▸ Problèmes à résoudre
• A. D'après le texte sur les lignes aériennes hybrides, quels câbles ces lignes associent-elles sur un même pylône ?
• B. Citez mot pour mot tout le passage du texte sur les lignes aériennes hybrides, depuis « A la différence » jusqu'à « champs électriques dérangeants. ».

Lignes aériennes hybrides: transporter plus d’énergie sans ligne supplémentaire

La réticence de la société quant à de nouvelles lignes aériennes à très haute tension freine la modernisation du réseau électrique. Deux projets s’inscrivant dans le cadre des Programmes nationaux de recherche „Virage énergétique“ et „Gérer la consommation d’énergie“ ont présenté un arrangement optimal de lignes aériennes hybrides permettant d’accroître la capacité du réseau tout en facilitant l’acceptation de cette nouvelle technologie par la population.

A la différence des lignes électriques conventionnelles dotées de deux systèmes de courant alternatif, les lignes aériennes hybrides associent un câble de courant alternatif (AC) et un câble de courant continu (DC) sur un même pylône. De cette manière, on accroît la capacité de transmission sans pour autant changer l’aspect visuel des lignes, évitant ainsi de nouvelles constructions ou une irruption supplémentaire dans le paysage. Les conditions météorologiques, les salissures sur les câbles conducteurs ou la distance entre la ligne de courant alternatif et celle de courant continu peuvent toutefois provoquer des interférences se manifestant par un grésillement et des champs électriques dérangeants.

Dans le cadre du Programme national de recherche „Virage énergétique“ (PNR 70), un groupe de recherche de l’EPF Zurich a donc étudié un arrangement optimal du système. „Les lignes aériennes hybrides présentent deux avantages considérables: une capacité supérieure de plus de 50 pourcent et une acceptation vraisemblablement meilleure de la part du public car elles ne nécessitent pas de construire de nouvelles lignes à très haute tension, il suffit d’adapter les installations existantes. Dans l’objectif de minimiser les effets perturbateurs tels que les champs électriques et le bourdonnement dû à l’effet corona tout en assurant la plus grande capacité de transmission possible, nous avons déterminé la tension idéale et la meilleure géométrie de pylône dans diverses conditions réelles sur des lignes d’essai en laboratoire et en extérieur“, résume le professeur Christian Franck, chef de projet à l’Institut de technologie de la haute tension de l’EPF Zurich.

▸ Données fournies
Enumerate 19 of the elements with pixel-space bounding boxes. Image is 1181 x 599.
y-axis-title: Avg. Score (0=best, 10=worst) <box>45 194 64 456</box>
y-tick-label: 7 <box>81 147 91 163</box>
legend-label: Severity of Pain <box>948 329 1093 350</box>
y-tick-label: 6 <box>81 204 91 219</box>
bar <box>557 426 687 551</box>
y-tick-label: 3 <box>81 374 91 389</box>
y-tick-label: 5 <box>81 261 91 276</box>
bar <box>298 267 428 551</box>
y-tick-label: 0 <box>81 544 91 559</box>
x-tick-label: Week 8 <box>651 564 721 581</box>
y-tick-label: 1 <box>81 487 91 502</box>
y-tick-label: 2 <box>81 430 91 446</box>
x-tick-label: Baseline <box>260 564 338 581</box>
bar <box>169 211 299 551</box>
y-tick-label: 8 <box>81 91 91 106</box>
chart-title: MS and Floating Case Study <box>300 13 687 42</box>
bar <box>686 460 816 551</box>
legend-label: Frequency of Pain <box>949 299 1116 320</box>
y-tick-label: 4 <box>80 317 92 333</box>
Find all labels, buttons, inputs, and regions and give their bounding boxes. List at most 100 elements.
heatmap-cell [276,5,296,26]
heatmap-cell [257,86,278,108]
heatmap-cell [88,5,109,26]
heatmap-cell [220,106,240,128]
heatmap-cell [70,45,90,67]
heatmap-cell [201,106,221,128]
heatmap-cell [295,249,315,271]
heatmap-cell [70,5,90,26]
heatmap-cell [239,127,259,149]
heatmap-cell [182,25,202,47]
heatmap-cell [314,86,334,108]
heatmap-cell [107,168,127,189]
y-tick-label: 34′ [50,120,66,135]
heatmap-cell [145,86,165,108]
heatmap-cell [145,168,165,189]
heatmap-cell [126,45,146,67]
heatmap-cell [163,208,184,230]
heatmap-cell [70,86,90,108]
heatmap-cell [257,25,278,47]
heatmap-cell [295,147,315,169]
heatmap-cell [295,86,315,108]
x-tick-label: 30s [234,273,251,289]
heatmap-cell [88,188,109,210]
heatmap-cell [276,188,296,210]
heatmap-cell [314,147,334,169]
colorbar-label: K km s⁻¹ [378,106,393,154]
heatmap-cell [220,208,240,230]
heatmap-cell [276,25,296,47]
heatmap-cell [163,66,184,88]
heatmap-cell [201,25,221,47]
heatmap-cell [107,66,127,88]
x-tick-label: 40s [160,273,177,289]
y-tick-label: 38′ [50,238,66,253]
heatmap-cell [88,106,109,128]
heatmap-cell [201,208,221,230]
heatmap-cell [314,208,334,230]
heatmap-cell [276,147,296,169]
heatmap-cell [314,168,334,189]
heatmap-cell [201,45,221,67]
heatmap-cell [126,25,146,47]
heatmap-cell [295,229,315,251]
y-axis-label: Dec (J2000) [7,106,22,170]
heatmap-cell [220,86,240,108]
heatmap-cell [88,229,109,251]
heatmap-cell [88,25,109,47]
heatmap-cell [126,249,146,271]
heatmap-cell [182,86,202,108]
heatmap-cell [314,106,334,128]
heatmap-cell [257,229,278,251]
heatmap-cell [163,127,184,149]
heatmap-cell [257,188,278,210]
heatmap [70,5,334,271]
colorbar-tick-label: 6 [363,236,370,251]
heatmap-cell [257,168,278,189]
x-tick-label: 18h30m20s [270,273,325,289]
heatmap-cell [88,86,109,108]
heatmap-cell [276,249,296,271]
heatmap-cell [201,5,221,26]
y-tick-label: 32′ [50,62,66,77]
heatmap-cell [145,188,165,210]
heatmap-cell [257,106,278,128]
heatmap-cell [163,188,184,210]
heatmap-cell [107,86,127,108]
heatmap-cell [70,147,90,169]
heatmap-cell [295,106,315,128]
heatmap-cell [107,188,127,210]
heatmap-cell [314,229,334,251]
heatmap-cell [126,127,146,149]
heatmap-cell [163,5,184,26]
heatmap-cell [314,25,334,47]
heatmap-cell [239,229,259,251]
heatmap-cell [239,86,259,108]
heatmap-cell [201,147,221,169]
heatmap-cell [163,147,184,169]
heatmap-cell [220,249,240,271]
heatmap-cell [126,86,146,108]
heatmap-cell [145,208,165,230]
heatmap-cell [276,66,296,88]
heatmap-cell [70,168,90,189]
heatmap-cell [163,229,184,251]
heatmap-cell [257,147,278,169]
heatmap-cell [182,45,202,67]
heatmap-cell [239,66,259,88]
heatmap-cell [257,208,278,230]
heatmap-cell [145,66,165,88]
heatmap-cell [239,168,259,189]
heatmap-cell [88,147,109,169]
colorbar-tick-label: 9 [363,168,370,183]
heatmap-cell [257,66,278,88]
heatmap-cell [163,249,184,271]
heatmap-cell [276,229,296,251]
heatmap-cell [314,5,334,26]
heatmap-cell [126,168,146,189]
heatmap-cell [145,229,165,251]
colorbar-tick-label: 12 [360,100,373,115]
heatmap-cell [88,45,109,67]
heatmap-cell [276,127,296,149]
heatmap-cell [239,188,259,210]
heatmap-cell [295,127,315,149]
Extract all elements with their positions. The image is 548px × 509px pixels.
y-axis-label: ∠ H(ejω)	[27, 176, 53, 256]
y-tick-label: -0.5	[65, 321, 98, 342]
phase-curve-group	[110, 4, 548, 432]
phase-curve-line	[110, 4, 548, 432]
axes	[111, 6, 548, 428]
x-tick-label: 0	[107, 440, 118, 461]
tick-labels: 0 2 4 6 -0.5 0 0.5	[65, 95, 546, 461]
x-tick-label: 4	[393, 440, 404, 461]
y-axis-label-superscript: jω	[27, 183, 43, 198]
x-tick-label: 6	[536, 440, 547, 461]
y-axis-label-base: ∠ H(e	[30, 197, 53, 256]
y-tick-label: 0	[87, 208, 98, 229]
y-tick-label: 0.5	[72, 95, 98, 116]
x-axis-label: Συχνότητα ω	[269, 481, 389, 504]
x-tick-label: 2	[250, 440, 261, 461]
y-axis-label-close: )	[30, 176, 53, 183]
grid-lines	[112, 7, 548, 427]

▸ Corrigé
• A. Un câble de courant alternatif (AC) et un câble de courant continu (DC).

• B.
A la différence des lignes électriques conventionnelles dotées de deux systèmes de courant alternatif, les lignes aériennes hybrides associent un câble de courant alternatif (AC) et un câble de courant continu (DC) sur un même pylône. De cette manière, on accroît la capacité de transmission sans pour autant changer l’aspect visuel des lignes, évitant ainsi de nouvelles constructions ou une irruption supplémentaire dans le paysage. Les conditions météorologiques, les salissures sur les câbles conducteurs ou la distance entre la ligne de courant alternatif et celle de courant continu peuvent toutefois provoquer des interférences se manifestant par un grésillement et des champs électriques dérangeants.